## [AUFGABENSTELLUNG]
Gib bitte aus dem Textauszug über die Geschäfte in Saint-Germain-des-Prés während der Olympischen Spiele die Stelle wortgetreu wieder, die bei „Wo sind die“ beginnt und bei „so seine Einschätzung.“ endet.

## [TEXTAUSZUG]
==*==
Dennoch bleibt die Gesamtstimmung gedämpft. „Wir liegen immer noch unter unseren Erwartungen. Vielleicht sind die Touristen alle auf der rechten Uferseite der Seine?“, fragt sich ein Kellner aus Saint-Germain-des-Prés.

Ein Schatten über dem Kunstviertel

„In den letzten zehn Tagen habe ich fast nichts verkauft, es war eine Katastrophe“, klagt Pierre-Michel, Geschäftsführer eines Bekleidungs- und Einrichtungsgeschäfts. „Jetzt geht es langsam wieder los, aber es dauert, bis die Dinge wieder in Schwung kommen.“ Einige Straßen sind immer noch durch Absperrungen blockiert. Richard, ein Galerist, raucht nervös eine Zigarette vor seiner Kunstgalerie in der Rue des Saint-Pères. „Die Leute können nicht vorbeikommen. Es ist wirklich deprimierend, aber wir müssen das durchstehen“, sagt er. Richard überlegt, ob er seine Galerie während der restlichen Zeit der Spiele schließen soll und will „die nächsten Tage abwarten“, um eine Entscheidung zu treffen.

Wo sind die Touristen?

Pierre-Yves, der Inhaber einer Modeboutique, hat einige Absperrungen verschoben, um mehr Sichtbarkeit zu erlangen. Trotzdem bleibt er oft allein hinter seiner Kasse: „Die Zeit nach der Eröffnungszeremonie ist immer noch nicht sehr aufregend. Wir machen nur ein Drittel des Umsatzes, den wir normalerweise im Juli hätten.“ Die Tourismusbehörde von Paris hatte 15 Millionen Besucher für die Zeit der Olympischen Spiele vorhergesagt, darunter 11 Millionen allein für die Olympischen Spiele, und bedeutende wirtschaftliche Auswirkungen versprochen. „Aber hier sehe ich niemanden. Es ist wie in der Gobi-Wüste, hier ist tote Hose“, schimpft Philippe, Verkäufer in einer Buchhandlung in der Rue Bonaparte. „Sie haben uns erzählt, dass die Spiele die Wirtschaft boosten würden, aber die Touristen sind nicht gekommen“, so seine Einschätzung.

Einige Besucher betreten die Buchhandlung kurz, verlassen sie jedoch schnell wieder. Das Hotel Fougère auf der anderen Straßenseite ist auch noch nicht ausgebucht. „In den letzten zwei, drei Tagen wurde es besser, aber wir hatten eine große Flaute zwischen dem 15. und 25. Juli. Wir sollten eigentlich bis zum 5. August voll belegt sein“, berichtet Dominique von der Rezeption.
==*==
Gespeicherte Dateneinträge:
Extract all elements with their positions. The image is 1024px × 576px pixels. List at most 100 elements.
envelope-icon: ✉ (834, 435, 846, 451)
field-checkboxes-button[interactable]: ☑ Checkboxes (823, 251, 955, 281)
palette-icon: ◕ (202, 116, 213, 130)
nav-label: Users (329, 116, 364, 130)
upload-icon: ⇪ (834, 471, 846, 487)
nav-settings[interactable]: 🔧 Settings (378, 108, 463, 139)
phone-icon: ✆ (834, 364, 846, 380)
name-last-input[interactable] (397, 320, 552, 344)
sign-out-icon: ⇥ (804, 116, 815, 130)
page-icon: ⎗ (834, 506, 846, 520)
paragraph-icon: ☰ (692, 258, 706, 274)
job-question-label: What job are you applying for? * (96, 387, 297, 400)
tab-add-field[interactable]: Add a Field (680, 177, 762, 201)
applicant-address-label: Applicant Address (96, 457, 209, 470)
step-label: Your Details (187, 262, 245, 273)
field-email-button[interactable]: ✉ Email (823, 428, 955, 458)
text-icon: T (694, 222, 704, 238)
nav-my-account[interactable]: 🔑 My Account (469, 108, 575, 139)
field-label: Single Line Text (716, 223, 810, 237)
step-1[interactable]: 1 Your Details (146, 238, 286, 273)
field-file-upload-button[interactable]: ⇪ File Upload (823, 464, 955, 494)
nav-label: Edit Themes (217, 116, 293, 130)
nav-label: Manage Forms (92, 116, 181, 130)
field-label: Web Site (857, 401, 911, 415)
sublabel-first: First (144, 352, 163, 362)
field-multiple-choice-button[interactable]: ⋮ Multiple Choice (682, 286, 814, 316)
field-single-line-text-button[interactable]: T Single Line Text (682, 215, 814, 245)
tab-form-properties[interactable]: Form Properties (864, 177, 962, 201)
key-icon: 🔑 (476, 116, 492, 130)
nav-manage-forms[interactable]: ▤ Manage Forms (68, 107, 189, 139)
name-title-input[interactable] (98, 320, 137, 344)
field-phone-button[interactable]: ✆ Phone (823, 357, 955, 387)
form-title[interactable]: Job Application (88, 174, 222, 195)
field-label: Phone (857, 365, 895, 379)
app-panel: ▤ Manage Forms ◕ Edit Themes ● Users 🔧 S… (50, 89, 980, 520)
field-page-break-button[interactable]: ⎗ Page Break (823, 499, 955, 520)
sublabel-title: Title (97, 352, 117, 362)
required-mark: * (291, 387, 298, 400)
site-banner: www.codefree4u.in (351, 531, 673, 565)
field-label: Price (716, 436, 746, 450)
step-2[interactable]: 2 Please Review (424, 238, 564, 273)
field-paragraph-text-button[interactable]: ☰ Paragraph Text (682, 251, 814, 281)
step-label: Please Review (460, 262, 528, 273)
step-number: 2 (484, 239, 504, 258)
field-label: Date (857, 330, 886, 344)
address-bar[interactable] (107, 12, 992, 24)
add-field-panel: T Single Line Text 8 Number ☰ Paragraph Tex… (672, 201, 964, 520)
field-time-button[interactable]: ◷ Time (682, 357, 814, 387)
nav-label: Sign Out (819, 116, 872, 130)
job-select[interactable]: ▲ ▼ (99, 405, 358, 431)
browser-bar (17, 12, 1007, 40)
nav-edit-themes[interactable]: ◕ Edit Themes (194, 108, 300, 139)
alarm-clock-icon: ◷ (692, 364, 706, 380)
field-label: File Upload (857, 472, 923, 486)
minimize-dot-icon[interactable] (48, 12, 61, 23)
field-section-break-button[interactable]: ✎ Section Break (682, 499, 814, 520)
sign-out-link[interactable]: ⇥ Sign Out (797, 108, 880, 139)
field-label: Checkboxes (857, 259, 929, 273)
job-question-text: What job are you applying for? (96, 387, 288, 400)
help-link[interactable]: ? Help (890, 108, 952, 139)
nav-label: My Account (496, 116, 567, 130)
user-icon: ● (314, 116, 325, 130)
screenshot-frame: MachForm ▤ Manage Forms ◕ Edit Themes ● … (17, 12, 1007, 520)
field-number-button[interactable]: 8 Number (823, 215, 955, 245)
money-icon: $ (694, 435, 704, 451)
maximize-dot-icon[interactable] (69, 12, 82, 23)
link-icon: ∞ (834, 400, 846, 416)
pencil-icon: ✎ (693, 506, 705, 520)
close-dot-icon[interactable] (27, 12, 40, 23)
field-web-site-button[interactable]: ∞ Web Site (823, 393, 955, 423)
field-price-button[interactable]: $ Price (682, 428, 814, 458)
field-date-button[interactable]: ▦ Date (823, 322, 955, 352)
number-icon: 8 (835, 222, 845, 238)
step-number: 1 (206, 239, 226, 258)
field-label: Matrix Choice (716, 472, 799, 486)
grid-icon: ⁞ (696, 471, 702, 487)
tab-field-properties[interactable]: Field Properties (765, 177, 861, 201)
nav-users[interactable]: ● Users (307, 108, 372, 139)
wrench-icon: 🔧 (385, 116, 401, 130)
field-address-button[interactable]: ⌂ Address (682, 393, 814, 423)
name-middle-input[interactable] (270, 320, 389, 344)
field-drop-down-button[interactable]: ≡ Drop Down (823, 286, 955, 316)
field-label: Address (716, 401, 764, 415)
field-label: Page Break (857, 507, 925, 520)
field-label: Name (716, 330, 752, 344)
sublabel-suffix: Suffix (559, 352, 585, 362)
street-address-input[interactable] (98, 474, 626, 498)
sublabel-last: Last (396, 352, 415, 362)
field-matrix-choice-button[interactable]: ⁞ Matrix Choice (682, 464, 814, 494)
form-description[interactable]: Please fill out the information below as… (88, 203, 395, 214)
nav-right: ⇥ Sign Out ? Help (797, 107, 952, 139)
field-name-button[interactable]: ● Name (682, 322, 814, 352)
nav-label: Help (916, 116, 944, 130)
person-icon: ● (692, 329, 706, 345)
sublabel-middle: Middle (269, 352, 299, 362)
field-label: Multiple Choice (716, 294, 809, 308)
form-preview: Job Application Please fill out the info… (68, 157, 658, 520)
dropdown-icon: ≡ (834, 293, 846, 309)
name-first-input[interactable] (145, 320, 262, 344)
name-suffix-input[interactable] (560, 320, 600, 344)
==*==
## [ANTWORT]
Wo sind die Touristen?

Pierre-Yves, der Inhaber einer Modeboutique, hat einige Absperrungen verschoben, um mehr Sichtbarkeit zu erlangen. Trotzdem bleibt er oft allein hinter seiner Kasse: „Die Zeit nach der Eröffnungszeremonie ist immer noch nicht sehr aufregend. Wir machen nur ein Drittel des Umsatzes, den wir normalerweise im Juli hätten.“ Die Tourismusbehörde von Paris hatte 15 Millionen Besucher für die Zeit der Olympischen Spiele vorhergesagt, darunter 11 Millionen allein für die Olympischen Spiele, und bedeutende wirtschaftliche Auswirkungen versprochen. „Aber hier sehe ich niemanden. Es ist wie in der Gobi-Wüste, hier ist tote Hose“, schimpft Philippe, Verkäufer in einer Buchhandlung in der Rue Bonaparte. „Sie haben uns erzählt, dass die Spiele die Wirtschaft boosten würden, aber die Touristen sind nicht gekommen“, so seine Einschätzung.